-- START --

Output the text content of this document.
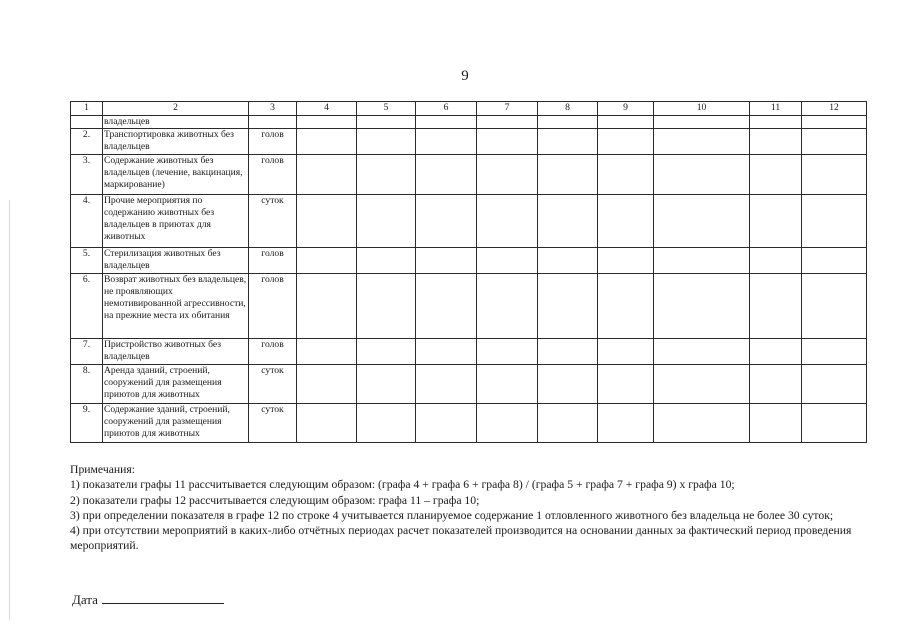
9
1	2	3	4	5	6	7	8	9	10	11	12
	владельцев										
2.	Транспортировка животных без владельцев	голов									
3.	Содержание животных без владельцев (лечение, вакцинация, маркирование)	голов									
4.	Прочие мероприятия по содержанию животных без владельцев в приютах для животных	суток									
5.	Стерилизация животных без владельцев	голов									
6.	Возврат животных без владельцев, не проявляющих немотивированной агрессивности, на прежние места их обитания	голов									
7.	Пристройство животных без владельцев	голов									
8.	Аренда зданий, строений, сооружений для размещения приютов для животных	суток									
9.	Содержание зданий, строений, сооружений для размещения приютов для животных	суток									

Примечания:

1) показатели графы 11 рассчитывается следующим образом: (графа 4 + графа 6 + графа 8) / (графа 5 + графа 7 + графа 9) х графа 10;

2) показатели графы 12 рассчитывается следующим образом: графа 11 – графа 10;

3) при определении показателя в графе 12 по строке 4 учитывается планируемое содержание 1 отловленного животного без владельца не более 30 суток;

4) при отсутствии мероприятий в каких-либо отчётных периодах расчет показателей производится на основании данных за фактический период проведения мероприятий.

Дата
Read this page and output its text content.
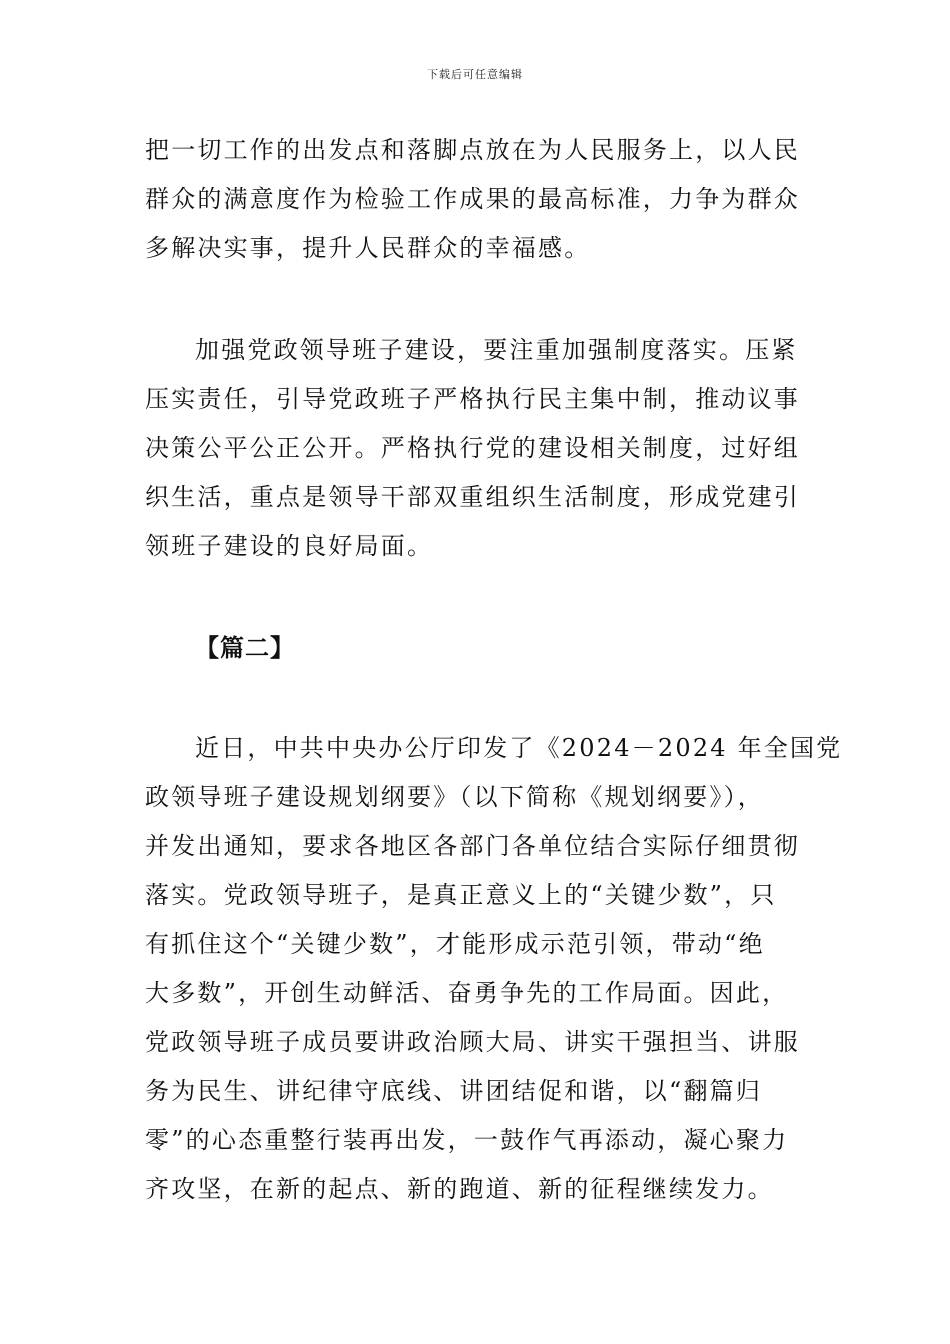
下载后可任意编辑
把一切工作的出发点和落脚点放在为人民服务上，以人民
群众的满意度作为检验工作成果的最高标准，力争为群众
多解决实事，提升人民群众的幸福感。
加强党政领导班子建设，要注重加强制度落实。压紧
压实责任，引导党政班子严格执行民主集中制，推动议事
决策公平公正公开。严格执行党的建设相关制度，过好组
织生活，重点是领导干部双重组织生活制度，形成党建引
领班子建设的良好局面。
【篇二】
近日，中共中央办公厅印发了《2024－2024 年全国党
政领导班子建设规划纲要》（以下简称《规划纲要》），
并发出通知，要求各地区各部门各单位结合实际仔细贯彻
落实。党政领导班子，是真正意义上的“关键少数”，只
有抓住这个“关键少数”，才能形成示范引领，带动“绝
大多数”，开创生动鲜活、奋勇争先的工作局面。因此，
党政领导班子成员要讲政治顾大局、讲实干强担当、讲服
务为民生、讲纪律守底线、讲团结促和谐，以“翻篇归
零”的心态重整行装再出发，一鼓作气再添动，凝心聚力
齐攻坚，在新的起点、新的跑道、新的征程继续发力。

-- END --
-- START --

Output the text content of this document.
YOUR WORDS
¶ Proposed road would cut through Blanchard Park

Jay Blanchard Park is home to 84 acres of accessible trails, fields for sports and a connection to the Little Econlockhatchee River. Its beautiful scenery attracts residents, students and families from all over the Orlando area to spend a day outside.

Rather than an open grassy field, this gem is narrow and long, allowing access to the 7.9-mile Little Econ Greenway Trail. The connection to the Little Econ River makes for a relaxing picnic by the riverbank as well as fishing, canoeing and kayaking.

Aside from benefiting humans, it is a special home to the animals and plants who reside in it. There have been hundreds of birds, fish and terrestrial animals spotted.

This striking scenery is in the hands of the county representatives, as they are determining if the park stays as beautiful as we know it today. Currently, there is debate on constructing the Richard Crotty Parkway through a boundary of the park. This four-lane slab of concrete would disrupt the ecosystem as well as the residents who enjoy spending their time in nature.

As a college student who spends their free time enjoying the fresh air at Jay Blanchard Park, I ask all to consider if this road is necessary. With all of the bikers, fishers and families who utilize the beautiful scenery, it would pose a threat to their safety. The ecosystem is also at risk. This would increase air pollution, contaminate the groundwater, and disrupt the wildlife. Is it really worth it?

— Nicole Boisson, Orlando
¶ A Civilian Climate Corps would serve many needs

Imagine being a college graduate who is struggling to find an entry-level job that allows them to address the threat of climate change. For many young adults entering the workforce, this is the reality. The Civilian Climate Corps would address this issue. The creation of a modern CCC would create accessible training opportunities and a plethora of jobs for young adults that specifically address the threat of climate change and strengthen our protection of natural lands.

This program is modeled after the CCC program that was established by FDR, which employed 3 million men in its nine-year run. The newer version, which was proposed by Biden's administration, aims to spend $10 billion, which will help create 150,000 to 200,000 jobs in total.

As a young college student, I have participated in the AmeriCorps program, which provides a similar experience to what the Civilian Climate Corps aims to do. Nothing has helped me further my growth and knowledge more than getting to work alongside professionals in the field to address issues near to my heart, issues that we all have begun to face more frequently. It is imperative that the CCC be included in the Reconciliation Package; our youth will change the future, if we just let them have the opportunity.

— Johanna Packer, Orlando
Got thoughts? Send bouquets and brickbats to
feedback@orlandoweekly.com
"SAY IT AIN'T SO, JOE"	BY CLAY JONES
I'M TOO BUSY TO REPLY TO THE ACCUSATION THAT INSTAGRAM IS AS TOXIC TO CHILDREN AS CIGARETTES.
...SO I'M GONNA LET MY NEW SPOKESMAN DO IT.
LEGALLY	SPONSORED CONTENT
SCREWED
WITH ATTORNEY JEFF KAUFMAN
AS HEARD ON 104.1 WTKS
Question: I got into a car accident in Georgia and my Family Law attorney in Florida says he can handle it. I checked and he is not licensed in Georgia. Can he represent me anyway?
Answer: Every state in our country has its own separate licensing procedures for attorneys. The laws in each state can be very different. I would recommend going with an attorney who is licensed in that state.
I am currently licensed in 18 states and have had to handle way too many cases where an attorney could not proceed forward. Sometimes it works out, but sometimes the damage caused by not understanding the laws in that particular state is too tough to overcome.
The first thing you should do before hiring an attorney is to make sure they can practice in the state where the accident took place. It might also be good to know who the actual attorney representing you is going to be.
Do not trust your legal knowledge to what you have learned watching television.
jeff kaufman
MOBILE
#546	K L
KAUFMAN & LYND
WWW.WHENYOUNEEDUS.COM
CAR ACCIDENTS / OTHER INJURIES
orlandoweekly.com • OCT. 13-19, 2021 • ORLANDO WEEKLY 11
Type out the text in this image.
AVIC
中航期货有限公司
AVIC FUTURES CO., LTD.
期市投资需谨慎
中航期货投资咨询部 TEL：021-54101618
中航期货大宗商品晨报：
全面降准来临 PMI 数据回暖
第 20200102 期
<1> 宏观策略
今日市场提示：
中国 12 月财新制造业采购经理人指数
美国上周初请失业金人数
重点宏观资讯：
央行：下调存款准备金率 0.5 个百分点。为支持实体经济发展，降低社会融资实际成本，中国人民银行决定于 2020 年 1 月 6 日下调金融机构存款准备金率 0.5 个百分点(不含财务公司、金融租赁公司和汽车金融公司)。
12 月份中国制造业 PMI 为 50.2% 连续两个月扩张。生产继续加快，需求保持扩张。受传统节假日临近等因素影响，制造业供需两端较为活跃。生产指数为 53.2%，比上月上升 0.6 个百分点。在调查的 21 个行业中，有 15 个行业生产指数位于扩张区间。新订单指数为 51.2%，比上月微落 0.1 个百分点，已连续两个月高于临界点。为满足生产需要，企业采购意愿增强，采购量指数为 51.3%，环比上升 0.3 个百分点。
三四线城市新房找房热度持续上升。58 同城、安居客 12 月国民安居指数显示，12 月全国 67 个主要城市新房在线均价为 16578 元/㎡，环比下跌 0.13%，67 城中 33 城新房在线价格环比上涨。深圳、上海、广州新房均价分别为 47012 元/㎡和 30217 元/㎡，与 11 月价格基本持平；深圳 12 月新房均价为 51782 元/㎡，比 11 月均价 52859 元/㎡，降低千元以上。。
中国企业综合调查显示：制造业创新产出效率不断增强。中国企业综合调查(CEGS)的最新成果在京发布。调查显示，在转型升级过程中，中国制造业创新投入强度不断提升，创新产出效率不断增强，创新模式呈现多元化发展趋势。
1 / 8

-- END --

__Task requirements__
Tally the lines holding the string "families" and give only the count.

__The output__
2